**To be done:** Restate the records below word for word, and omit the images they hold.

==== Extracted records ====

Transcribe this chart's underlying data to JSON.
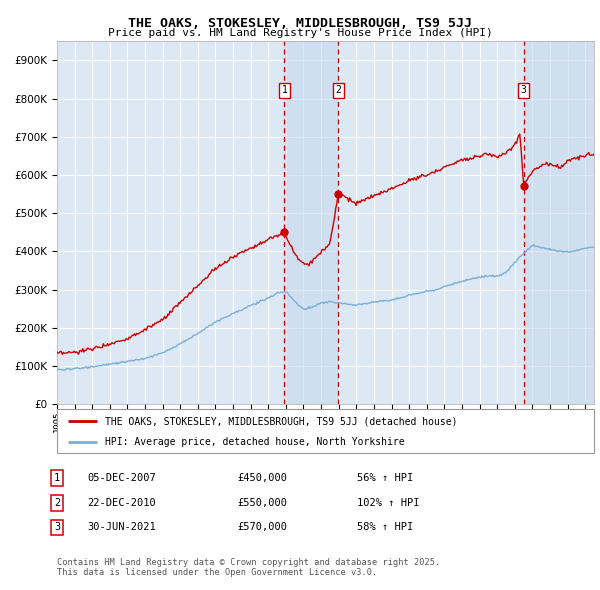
{
  "title": "THE OAKS, STOKESLEY, MIDDLESBROUGH, TS9 5JJ",
  "subtitle": "Price paid vs. HM Land Registry's House Price Index (HPI)",
  "background_color": "#ffffff",
  "plot_bg_color": "#dce9f5",
  "grid_color": "#ffffff",
  "red_line_color": "#cc0000",
  "blue_line_color": "#7bafd4",
  "dashed_line_color": "#cc0000",
  "sale_shade_color": "#c8d9ed",
  "ylim": [
    0,
    950000
  ],
  "yticks": [
    0,
    100000,
    200000,
    300000,
    400000,
    500000,
    600000,
    700000,
    800000,
    900000
  ],
  "ytick_labels": [
    "£0",
    "£100K",
    "£200K",
    "£300K",
    "£400K",
    "£500K",
    "£600K",
    "£700K",
    "£800K",
    "£900K"
  ],
  "sales": [
    {
      "label": "1",
      "date_str": "05-DEC-2007",
      "price": 450000,
      "pct": "56%",
      "x": 2007.92
    },
    {
      "label": "2",
      "date_str": "22-DEC-2010",
      "price": 550000,
      "pct": "102%",
      "x": 2010.97
    },
    {
      "label": "3",
      "date_str": "30-JUN-2021",
      "price": 570000,
      "pct": "58%",
      "x": 2021.5
    }
  ],
  "legend_red_label": "THE OAKS, STOKESLEY, MIDDLESBROUGH, TS9 5JJ (detached house)",
  "legend_blue_label": "HPI: Average price, detached house, North Yorkshire",
  "footnote": "Contains HM Land Registry data © Crown copyright and database right 2025.\nThis data is licensed under the Open Government Licence v3.0.",
  "xmin": 1995.0,
  "xmax": 2025.5,
  "xticks": [
    1995,
    1996,
    1997,
    1998,
    1999,
    2000,
    2001,
    2002,
    2003,
    2004,
    2005,
    2006,
    2007,
    2008,
    2009,
    2010,
    2011,
    2012,
    2013,
    2014,
    2015,
    2016,
    2017,
    2018,
    2019,
    2020,
    2021,
    2022,
    2023,
    2024,
    2025
  ],
  "red_knots": [
    [
      1995.0,
      132000
    ],
    [
      1996.0,
      135000
    ],
    [
      1997.0,
      145000
    ],
    [
      1998.0,
      158000
    ],
    [
      1999.0,
      172000
    ],
    [
      2000.0,
      195000
    ],
    [
      2001.0,
      220000
    ],
    [
      2002.0,
      265000
    ],
    [
      2003.0,
      310000
    ],
    [
      2004.0,
      355000
    ],
    [
      2005.0,
      385000
    ],
    [
      2006.0,
      410000
    ],
    [
      2007.0,
      430000
    ],
    [
      2007.92,
      450000
    ],
    [
      2008.3,
      410000
    ],
    [
      2008.8,
      375000
    ],
    [
      2009.3,
      365000
    ],
    [
      2009.8,
      390000
    ],
    [
      2010.5,
      420000
    ],
    [
      2010.97,
      550000
    ],
    [
      2011.3,
      545000
    ],
    [
      2011.8,
      530000
    ],
    [
      2012.0,
      525000
    ],
    [
      2012.5,
      535000
    ],
    [
      2013.0,
      545000
    ],
    [
      2013.5,
      555000
    ],
    [
      2014.0,
      565000
    ],
    [
      2014.5,
      575000
    ],
    [
      2015.0,
      585000
    ],
    [
      2015.5,
      595000
    ],
    [
      2016.0,
      600000
    ],
    [
      2016.5,
      610000
    ],
    [
      2017.0,
      620000
    ],
    [
      2017.5,
      630000
    ],
    [
      2018.0,
      640000
    ],
    [
      2018.5,
      645000
    ],
    [
      2019.0,
      650000
    ],
    [
      2019.5,
      655000
    ],
    [
      2020.0,
      648000
    ],
    [
      2020.5,
      655000
    ],
    [
      2021.0,
      680000
    ],
    [
      2021.3,
      710000
    ],
    [
      2021.5,
      570000
    ],
    [
      2021.8,
      595000
    ],
    [
      2022.0,
      610000
    ],
    [
      2022.5,
      625000
    ],
    [
      2023.0,
      630000
    ],
    [
      2023.5,
      620000
    ],
    [
      2024.0,
      635000
    ],
    [
      2024.5,
      645000
    ],
    [
      2025.0,
      650000
    ],
    [
      2025.5,
      655000
    ]
  ],
  "blue_knots": [
    [
      1995.0,
      90000
    ],
    [
      1996.0,
      93000
    ],
    [
      1997.0,
      98000
    ],
    [
      1998.0,
      105000
    ],
    [
      1999.0,
      112000
    ],
    [
      2000.0,
      120000
    ],
    [
      2001.0,
      135000
    ],
    [
      2002.0,
      158000
    ],
    [
      2003.0,
      185000
    ],
    [
      2004.0,
      215000
    ],
    [
      2005.0,
      238000
    ],
    [
      2006.0,
      258000
    ],
    [
      2007.0,
      278000
    ],
    [
      2007.5,
      290000
    ],
    [
      2008.0,
      295000
    ],
    [
      2008.5,
      270000
    ],
    [
      2009.0,
      248000
    ],
    [
      2009.5,
      255000
    ],
    [
      2010.0,
      265000
    ],
    [
      2010.5,
      268000
    ],
    [
      2011.0,
      265000
    ],
    [
      2011.5,
      262000
    ],
    [
      2012.0,
      260000
    ],
    [
      2012.5,
      263000
    ],
    [
      2013.0,
      268000
    ],
    [
      2013.5,
      270000
    ],
    [
      2014.0,
      272000
    ],
    [
      2014.5,
      278000
    ],
    [
      2015.0,
      285000
    ],
    [
      2015.5,
      290000
    ],
    [
      2016.0,
      295000
    ],
    [
      2016.5,
      300000
    ],
    [
      2017.0,
      308000
    ],
    [
      2017.5,
      315000
    ],
    [
      2018.0,
      322000
    ],
    [
      2018.5,
      328000
    ],
    [
      2019.0,
      332000
    ],
    [
      2019.5,
      336000
    ],
    [
      2020.0,
      335000
    ],
    [
      2020.5,
      345000
    ],
    [
      2021.0,
      370000
    ],
    [
      2021.5,
      395000
    ],
    [
      2022.0,
      415000
    ],
    [
      2022.5,
      410000
    ],
    [
      2023.0,
      405000
    ],
    [
      2023.5,
      400000
    ],
    [
      2024.0,
      398000
    ],
    [
      2024.5,
      402000
    ],
    [
      2025.0,
      408000
    ],
    [
      2025.5,
      412000
    ]
  ]
}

====

**Exercise result:**
Transcribe this chart's underlying data to JSON.
{
  "title": "THE OAKS, STOKESLEY, MIDDLESBROUGH, TS9 5JJ",
  "subtitle": "Price paid vs. HM Land Registry's House Price Index (HPI)",
  "background_color": "#ffffff",
  "plot_bg_color": "#dce9f5",
  "grid_color": "#ffffff",
  "red_line_color": "#cc0000",
  "blue_line_color": "#7bafd4",
  "dashed_line_color": "#cc0000",
  "sale_shade_color": "#c8d9ed",
  "ylim": [
    0,
    950000
  ],
  "yticks": [
    0,
    100000,
    200000,
    300000,
    400000,
    500000,
    600000,
    700000,
    800000,
    900000
  ],
  "ytick_labels": [
    "£0",
    "£100K",
    "£200K",
    "£300K",
    "£400K",
    "£500K",
    "£600K",
    "£700K",
    "£800K",
    "£900K"
  ],
  "sales": [
    {
      "label": "1",
      "date_str": "05-DEC-2007",
      "price": 450000,
      "pct": "56%",
      "x": 2007.92
    },
    {
      "label": "2",
      "date_str": "22-DEC-2010",
      "price": 550000,
      "pct": "102%",
      "x": 2010.97
    },
    {
      "label": "3",
      "date_str": "30-JUN-2021",
      "price": 570000,
      "pct": "58%",
      "x": 2021.5
    }
  ],
  "legend_red_label": "THE OAKS, STOKESLEY, MIDDLESBROUGH, TS9 5JJ (detached house)",
  "legend_blue_label": "HPI: Average price, detached house, North Yorkshire",
  "footnote": "Contains HM Land Registry data © Crown copyright and database right 2025.\nThis data is licensed under the Open Government Licence v3.0.",
  "xmin": 1995.0,
  "xmax": 2025.5,
  "xticks": [
    1995,
    1996,
    1997,
    1998,
    1999,
    2000,
    2001,
    2002,
    2003,
    2004,
    2005,
    2006,
    2007,
    2008,
    2009,
    2010,
    2011,
    2012,
    2013,
    2014,
    2015,
    2016,
    2017,
    2018,
    2019,
    2020,
    2021,
    2022,
    2023,
    2024,
    2025
  ],
  "red_knots": [
    [
      1995.0,
      132000
    ],
    [
      1996.0,
      135000
    ],
    [
      1997.0,
      145000
    ],
    [
      1998.0,
      158000
    ],
    [
      1999.0,
      172000
    ],
    [
      2000.0,
      195000
    ],
    [
      2001.0,
      220000
    ],
    [
      2002.0,
      265000
    ],
    [
      2003.0,
      310000
    ],
    [
      2004.0,
      355000
    ],
    [
      2005.0,
      385000
    ],
    [
      2006.0,
      410000
    ],
    [
      2007.0,
      430000
    ],
    [
      2007.92,
      450000
    ],
    [
      2008.3,
      410000
    ],
    [
      2008.8,
      375000
    ],
    [
      2009.3,
      365000
    ],
    [
      2009.8,
      390000
    ],
    [
      2010.5,
      420000
    ],
    [
      2010.97,
      550000
    ],
    [
      2011.3,
      545000
    ],
    [
      2011.8,
      530000
    ],
    [
      2012.0,
      525000
    ],
    [
      2012.5,
      535000
    ],
    [
      2013.0,
      545000
    ],
    [
      2013.5,
      555000
    ],
    [
      2014.0,
      565000
    ],
    [
      2014.5,
      575000
    ],
    [
      2015.0,
      585000
    ],
    [
      2015.5,
      595000
    ],
    [
      2016.0,
      600000
    ],
    [
      2016.5,
      610000
    ],
    [
      2017.0,
      620000
    ],
    [
      2017.5,
      630000
    ],
    [
      2018.0,
      640000
    ],
    [
      2018.5,
      645000
    ],
    [
      2019.0,
      650000
    ],
    [
      2019.5,
      655000
    ],
    [
      2020.0,
      648000
    ],
    [
      2020.5,
      655000
    ],
    [
      2021.0,
      680000
    ],
    [
      2021.3,
      710000
    ],
    [
      2021.5,
      570000
    ],
    [
      2021.8,
      595000
    ],
    [
      2022.0,
      610000
    ],
    [
      2022.5,
      625000
    ],
    [
      2023.0,
      630000
    ],
    [
      2023.5,
      620000
    ],
    [
      2024.0,
      635000
    ],
    [
      2024.5,
      645000
    ],
    [
      2025.0,
      650000
    ],
    [
      2025.5,
      655000
    ]
  ],
  "blue_knots": [
    [
      1995.0,
      90000
    ],
    [
      1996.0,
      93000
    ],
    [
      1997.0,
      98000
    ],
    [
      1998.0,
      105000
    ],
    [
      1999.0,
      112000
    ],
    [
      2000.0,
      120000
    ],
    [
      2001.0,
      135000
    ],
    [
      2002.0,
      158000
    ],
    [
      2003.0,
      185000
    ],
    [
      2004.0,
      215000
    ],
    [
      2005.0,
      238000
    ],
    [
      2006.0,
      258000
    ],
    [
      2007.0,
      278000
    ],
    [
      2007.5,
      290000
    ],
    [
      2008.0,
      295000
    ],
    [
      2008.5,
      270000
    ],
    [
      2009.0,
      248000
    ],
    [
      2009.5,
      255000
    ],
    [
      2010.0,
      265000
    ],
    [
      2010.5,
      268000
    ],
    [
      2011.0,
      265000
    ],
    [
      2011.5,
      262000
    ],
    [
      2012.0,
      260000
    ],
    [
      2012.5,
      263000
    ],
    [
      2013.0,
      268000
    ],
    [
      2013.5,
      270000
    ],
    [
      2014.0,
      272000
    ],
    [
      2014.5,
      278000
    ],
    [
      2015.0,
      285000
    ],
    [
      2015.5,
      290000
    ],
    [
      2016.0,
      295000
    ],
    [
      2016.5,
      300000
    ],
    [
      2017.0,
      308000
    ],
    [
      2017.5,
      315000
    ],
    [
      2018.0,
      322000
    ],
    [
      2018.5,
      328000
    ],
    [
      2019.0,
      332000
    ],
    [
      2019.5,
      336000
    ],
    [
      2020.0,
      335000
    ],
    [
      2020.5,
      345000
    ],
    [
      2021.0,
      370000
    ],
    [
      2021.5,
      395000
    ],
    [
      2022.0,
      415000
    ],
    [
      2022.5,
      410000
    ],
    [
      2023.0,
      405000
    ],
    [
      2023.5,
      400000
    ],
    [
      2024.0,
      398000
    ],
    [
      2024.5,
      402000
    ],
    [
      2025.0,
      408000
    ],
    [
      2025.5,
      412000
    ]
  ]
}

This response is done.